What you will do:
Reproduce the records. Keep every word exact and include no images.

Source records:
--

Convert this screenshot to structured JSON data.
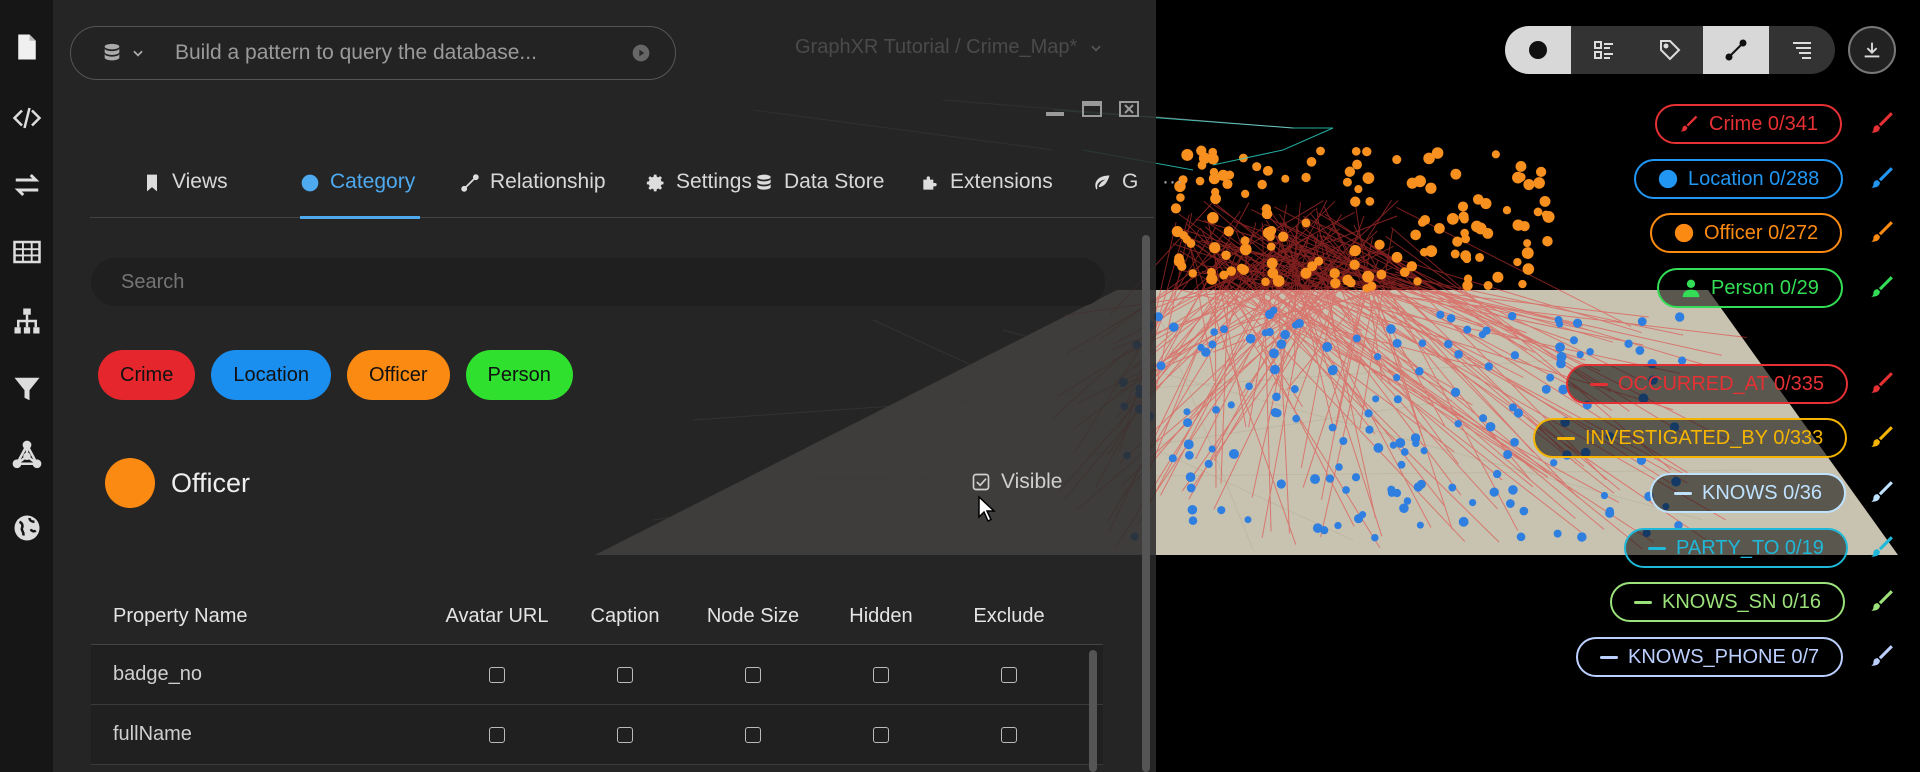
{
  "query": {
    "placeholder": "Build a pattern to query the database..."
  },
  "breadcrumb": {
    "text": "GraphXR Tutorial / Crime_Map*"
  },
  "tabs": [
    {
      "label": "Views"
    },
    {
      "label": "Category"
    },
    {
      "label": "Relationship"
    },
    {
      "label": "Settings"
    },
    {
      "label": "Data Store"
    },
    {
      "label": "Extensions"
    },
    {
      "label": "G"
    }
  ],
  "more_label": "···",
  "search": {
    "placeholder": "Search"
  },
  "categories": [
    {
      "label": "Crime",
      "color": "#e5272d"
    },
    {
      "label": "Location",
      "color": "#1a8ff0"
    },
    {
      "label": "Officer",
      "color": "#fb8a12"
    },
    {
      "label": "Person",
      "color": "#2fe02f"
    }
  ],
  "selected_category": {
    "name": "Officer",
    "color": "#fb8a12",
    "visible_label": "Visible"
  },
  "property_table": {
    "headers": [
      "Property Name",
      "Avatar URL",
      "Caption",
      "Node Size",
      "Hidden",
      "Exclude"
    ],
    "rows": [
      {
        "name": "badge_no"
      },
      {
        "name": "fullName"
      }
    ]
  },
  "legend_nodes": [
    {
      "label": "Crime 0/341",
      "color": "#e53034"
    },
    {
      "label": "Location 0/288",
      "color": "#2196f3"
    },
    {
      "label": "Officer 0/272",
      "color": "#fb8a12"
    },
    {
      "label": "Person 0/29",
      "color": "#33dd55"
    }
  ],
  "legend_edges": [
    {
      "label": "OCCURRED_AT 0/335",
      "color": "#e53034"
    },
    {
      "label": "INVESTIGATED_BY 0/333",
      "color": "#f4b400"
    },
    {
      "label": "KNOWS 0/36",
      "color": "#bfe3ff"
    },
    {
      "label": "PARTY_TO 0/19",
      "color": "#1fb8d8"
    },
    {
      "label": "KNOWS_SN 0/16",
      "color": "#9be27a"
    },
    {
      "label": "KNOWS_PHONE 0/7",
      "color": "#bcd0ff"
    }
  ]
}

--

Response to this exercise:
Convert this screenshot to structured JSON data.
{
  "query": {
    "placeholder": "Build a pattern to query the database..."
  },
  "breadcrumb": {
    "text": "GraphXR Tutorial / Crime_Map*"
  },
  "tabs": [
    {
      "label": "Views"
    },
    {
      "label": "Category"
    },
    {
      "label": "Relationship"
    },
    {
      "label": "Settings"
    },
    {
      "label": "Data Store"
    },
    {
      "label": "Extensions"
    },
    {
      "label": "G"
    }
  ],
  "more_label": "···",
  "search": {
    "placeholder": "Search"
  },
  "categories": [
    {
      "label": "Crime",
      "color": "#e5272d"
    },
    {
      "label": "Location",
      "color": "#1a8ff0"
    },
    {
      "label": "Officer",
      "color": "#fb8a12"
    },
    {
      "label": "Person",
      "color": "#2fe02f"
    }
  ],
  "selected_category": {
    "name": "Officer",
    "color": "#fb8a12",
    "visible_label": "Visible"
  },
  "property_table": {
    "headers": [
      "Property Name",
      "Avatar URL",
      "Caption",
      "Node Size",
      "Hidden",
      "Exclude"
    ],
    "rows": [
      {
        "name": "badge_no"
      },
      {
        "name": "fullName"
      }
    ]
  },
  "legend_nodes": [
    {
      "label": "Crime 0/341",
      "color": "#e53034"
    },
    {
      "label": "Location 0/288",
      "color": "#2196f3"
    },
    {
      "label": "Officer 0/272",
      "color": "#fb8a12"
    },
    {
      "label": "Person 0/29",
      "color": "#33dd55"
    }
  ],
  "legend_edges": [
    {
      "label": "OCCURRED_AT 0/335",
      "color": "#e53034"
    },
    {
      "label": "INVESTIGATED_BY 0/333",
      "color": "#f4b400"
    },
    {
      "label": "KNOWS 0/36",
      "color": "#bfe3ff"
    },
    {
      "label": "PARTY_TO 0/19",
      "color": "#1fb8d8"
    },
    {
      "label": "KNOWS_SN 0/16",
      "color": "#9be27a"
    },
    {
      "label": "KNOWS_PHONE 0/7",
      "color": "#bcd0ff"
    }
  ]
}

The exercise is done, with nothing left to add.